= Supplied material =

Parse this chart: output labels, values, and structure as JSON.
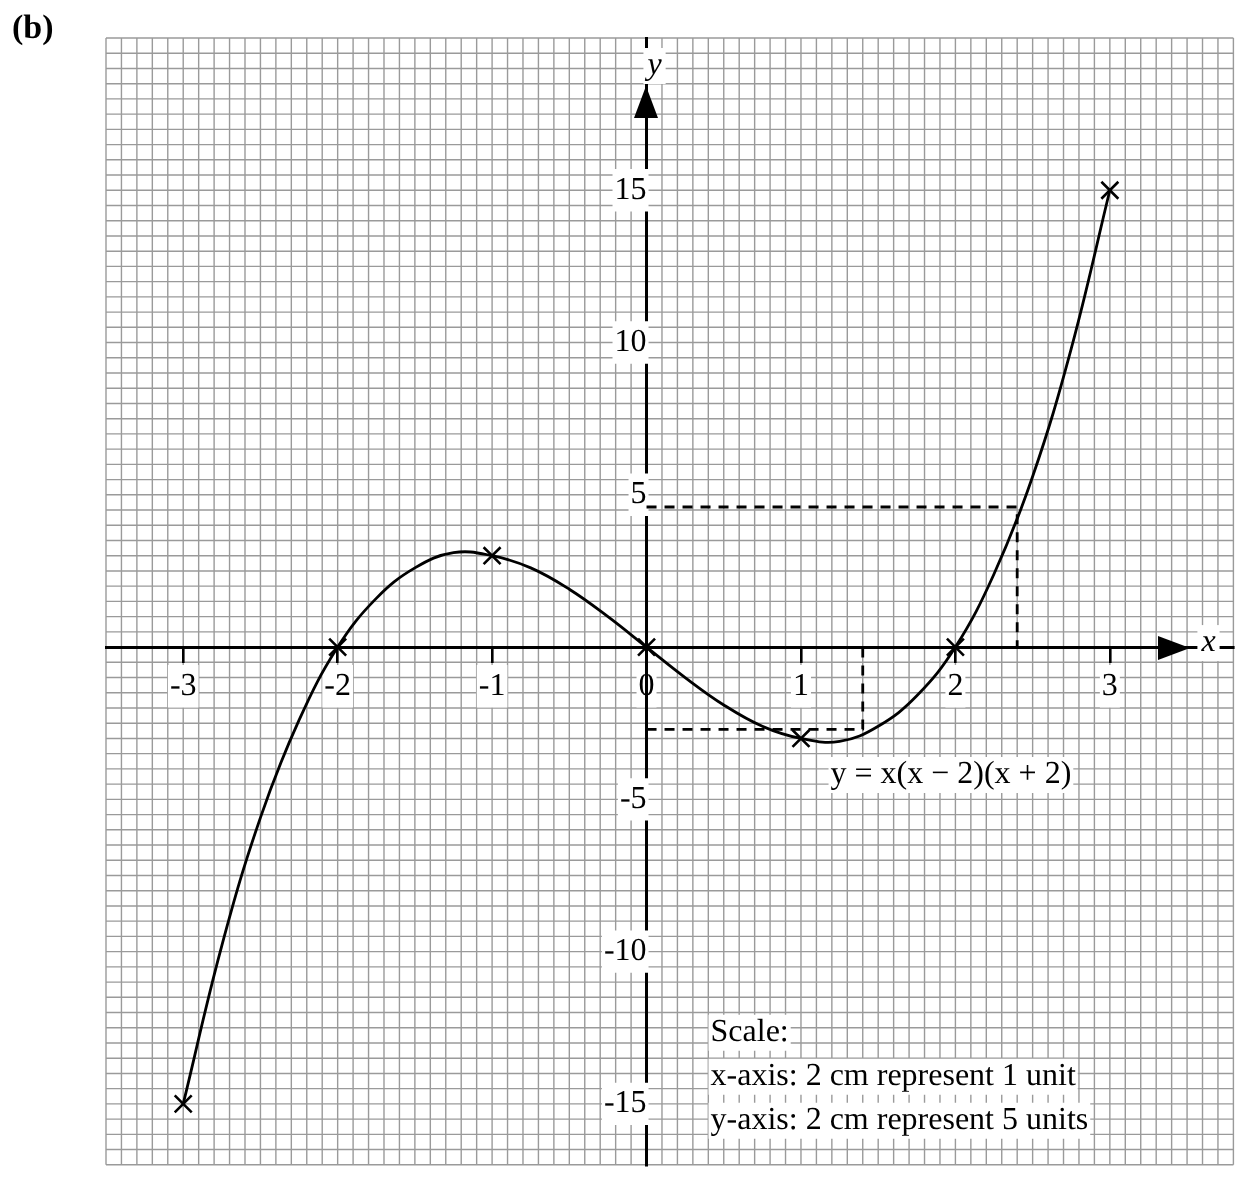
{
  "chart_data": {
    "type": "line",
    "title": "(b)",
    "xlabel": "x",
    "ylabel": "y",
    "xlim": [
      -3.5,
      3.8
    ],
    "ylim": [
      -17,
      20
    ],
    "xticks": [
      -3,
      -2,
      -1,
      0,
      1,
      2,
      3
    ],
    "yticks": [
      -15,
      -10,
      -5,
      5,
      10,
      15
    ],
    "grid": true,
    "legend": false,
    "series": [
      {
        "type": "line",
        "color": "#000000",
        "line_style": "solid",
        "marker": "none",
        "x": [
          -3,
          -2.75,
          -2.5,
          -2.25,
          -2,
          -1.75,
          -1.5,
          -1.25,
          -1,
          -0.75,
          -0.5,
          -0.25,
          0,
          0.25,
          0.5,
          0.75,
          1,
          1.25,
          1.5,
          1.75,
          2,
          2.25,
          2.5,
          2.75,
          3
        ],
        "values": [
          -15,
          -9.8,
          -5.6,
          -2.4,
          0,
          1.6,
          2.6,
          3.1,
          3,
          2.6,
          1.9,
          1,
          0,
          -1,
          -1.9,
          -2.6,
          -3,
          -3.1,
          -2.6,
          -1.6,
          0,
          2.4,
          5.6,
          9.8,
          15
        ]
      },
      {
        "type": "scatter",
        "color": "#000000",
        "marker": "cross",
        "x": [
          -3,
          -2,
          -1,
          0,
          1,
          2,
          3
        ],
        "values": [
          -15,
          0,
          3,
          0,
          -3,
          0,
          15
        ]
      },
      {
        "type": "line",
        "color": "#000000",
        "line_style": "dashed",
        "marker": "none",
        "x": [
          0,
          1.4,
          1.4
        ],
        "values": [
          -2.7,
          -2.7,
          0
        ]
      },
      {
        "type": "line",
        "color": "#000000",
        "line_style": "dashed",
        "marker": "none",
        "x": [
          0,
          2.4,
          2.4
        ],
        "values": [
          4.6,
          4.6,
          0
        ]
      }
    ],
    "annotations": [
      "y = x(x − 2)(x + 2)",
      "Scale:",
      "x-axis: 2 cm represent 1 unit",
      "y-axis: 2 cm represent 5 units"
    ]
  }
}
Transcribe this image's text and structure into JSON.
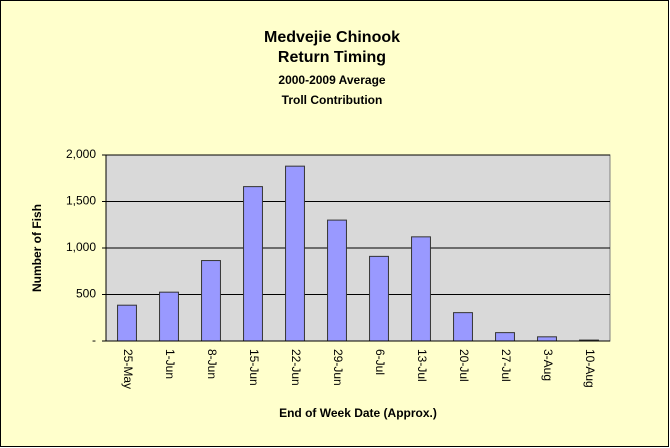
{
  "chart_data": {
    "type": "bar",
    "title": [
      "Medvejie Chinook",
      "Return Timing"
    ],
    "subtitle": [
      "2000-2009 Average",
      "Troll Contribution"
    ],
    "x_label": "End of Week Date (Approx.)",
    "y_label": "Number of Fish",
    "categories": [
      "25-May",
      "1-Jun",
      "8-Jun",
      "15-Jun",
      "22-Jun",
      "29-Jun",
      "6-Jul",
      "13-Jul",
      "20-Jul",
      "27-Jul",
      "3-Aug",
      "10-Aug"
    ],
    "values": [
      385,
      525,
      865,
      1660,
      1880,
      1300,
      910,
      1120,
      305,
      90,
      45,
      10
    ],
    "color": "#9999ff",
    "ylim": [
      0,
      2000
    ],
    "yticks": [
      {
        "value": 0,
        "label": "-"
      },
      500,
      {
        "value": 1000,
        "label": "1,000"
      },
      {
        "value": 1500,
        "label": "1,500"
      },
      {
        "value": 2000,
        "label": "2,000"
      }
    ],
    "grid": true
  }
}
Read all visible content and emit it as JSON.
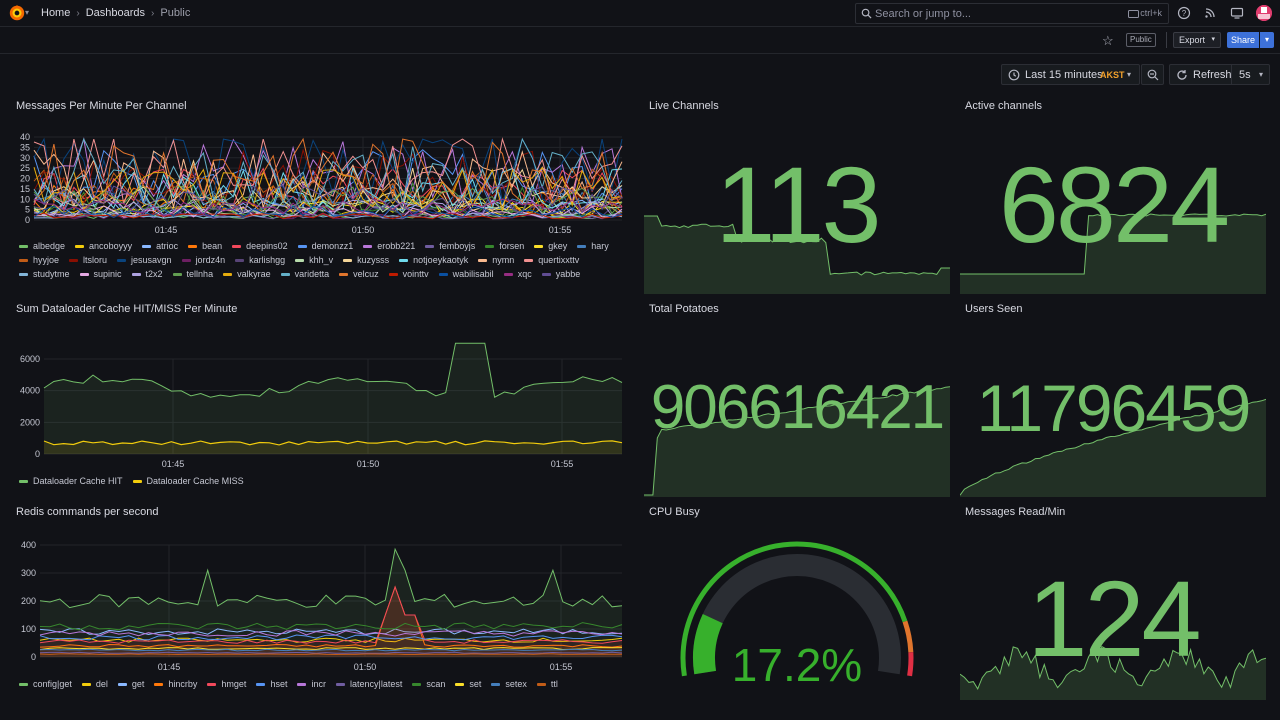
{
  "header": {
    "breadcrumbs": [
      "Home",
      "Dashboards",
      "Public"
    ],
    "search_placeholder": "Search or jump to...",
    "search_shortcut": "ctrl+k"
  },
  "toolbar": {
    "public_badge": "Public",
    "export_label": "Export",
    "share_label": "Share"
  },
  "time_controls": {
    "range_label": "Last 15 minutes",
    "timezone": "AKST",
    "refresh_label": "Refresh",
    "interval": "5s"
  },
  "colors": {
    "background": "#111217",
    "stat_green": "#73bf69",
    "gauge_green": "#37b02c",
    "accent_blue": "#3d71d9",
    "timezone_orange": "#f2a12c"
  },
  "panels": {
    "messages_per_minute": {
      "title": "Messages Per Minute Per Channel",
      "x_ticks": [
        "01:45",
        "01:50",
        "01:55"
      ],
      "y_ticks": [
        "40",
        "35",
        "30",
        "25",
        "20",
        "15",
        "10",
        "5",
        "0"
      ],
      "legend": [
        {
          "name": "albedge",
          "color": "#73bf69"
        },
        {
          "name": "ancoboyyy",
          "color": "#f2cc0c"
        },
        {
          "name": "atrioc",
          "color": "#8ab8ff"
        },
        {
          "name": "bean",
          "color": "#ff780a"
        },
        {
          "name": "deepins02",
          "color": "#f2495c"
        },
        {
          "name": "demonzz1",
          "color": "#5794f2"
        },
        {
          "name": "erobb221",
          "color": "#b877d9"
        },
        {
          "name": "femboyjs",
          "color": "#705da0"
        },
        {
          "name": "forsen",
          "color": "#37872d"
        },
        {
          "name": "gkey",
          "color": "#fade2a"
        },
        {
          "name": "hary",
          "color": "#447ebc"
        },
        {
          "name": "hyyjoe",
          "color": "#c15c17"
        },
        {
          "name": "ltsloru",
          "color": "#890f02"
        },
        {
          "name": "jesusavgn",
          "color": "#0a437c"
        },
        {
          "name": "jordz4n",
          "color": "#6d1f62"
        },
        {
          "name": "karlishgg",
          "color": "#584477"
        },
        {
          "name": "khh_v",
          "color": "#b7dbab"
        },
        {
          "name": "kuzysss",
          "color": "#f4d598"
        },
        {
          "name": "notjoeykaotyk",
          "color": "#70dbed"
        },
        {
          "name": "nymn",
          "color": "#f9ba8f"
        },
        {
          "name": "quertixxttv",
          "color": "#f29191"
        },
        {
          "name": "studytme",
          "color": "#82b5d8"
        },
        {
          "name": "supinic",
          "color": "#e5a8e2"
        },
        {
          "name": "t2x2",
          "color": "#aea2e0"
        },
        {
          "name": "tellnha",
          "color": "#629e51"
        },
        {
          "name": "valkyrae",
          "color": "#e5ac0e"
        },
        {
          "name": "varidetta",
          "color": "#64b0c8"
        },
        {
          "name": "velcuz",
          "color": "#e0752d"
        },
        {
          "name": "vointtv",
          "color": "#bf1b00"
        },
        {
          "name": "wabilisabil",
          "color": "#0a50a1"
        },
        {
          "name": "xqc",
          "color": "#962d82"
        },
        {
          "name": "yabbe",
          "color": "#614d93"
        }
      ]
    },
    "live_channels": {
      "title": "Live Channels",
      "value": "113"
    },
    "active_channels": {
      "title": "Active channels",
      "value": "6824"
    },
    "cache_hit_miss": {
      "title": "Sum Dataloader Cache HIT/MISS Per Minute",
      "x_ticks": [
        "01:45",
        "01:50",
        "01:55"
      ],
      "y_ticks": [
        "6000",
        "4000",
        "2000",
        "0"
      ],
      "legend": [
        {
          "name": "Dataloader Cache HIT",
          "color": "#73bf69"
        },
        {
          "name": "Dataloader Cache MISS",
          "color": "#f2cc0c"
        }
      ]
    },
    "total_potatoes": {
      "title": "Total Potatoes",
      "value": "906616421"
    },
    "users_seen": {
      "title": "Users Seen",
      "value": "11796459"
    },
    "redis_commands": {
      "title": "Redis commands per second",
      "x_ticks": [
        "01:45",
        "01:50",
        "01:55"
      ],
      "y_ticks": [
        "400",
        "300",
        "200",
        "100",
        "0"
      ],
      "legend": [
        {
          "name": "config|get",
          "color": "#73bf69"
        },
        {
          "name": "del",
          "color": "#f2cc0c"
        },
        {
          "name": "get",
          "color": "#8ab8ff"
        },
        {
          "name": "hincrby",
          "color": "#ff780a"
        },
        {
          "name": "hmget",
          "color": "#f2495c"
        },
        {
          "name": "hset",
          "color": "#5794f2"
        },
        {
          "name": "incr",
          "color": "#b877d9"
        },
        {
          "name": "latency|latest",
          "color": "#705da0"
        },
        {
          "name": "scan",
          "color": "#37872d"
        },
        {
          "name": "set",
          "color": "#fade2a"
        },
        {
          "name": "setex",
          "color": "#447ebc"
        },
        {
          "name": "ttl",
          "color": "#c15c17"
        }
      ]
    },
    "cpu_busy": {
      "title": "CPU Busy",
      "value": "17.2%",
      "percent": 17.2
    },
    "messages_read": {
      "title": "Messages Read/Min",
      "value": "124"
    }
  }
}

= Brief =
Find every line in the records above that contains the word "represent", and copy each one.

= Task response =
      "x-axis: 2 cm represent 1 unit",
      "y-axis: 2 cm represent 5 units"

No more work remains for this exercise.